Omit the pictures from the entries below and retype everything else exactly.

++++ EXCERPTED DATA

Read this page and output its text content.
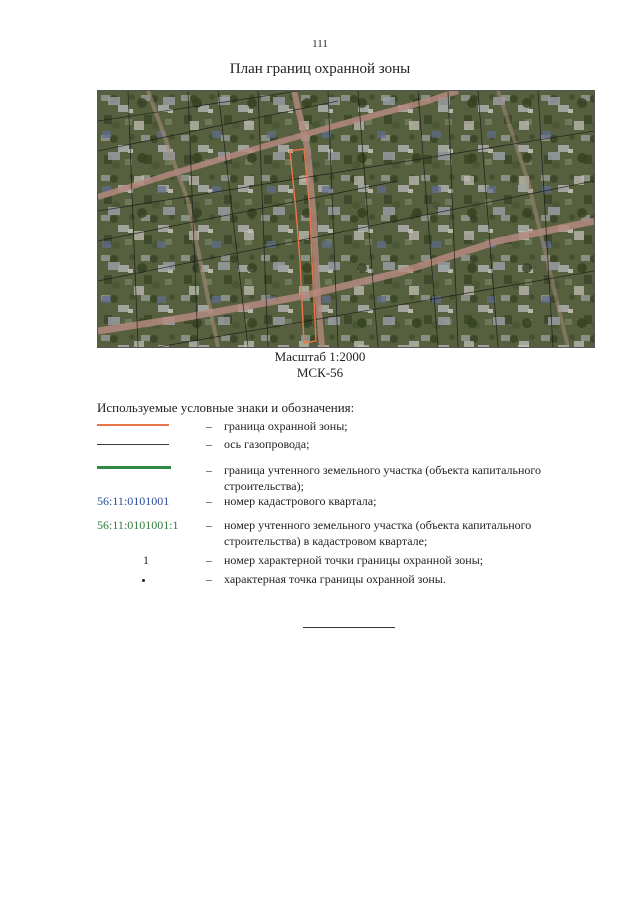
111
План границ охранной зоны
Масштаб 1:2000
МСК-56
Используемые условные знаки и обозначения:
– граница охранной зоны;
– ось газопровода;
– граница учтенного земельного участка (объекта капитального
строительства);
56:11:0101001	– номер кадастрового квартала;
56:11:0101001:1 – номер учтенного земельного участка (объекта капитального
строительства) в кадастровом квартале;
1	– номер характерной точки границы охранной зоны;
– характерная точка границы охранной зоны.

++++++++

# OUTPUT OF THE EXERCISE:
Read this page and output its text content.
111
План границ охранной зоны
Масштаб 1:2000
МСК-56
Используемые условные знаки и обозначения:
– граница охранной зоны;
– ось газопровода;
– граница учтенного земельного участка (объекта капитального
строительства);
56:11:0101001	– номер кадастрового квартала;
56:11:0101001:1 – номер учтенного земельного участка (объекта капитального
строительства) в кадастровом квартале;
1	– номер характерной точки границы охранной зоны;
– характерная точка границы охранной зоны.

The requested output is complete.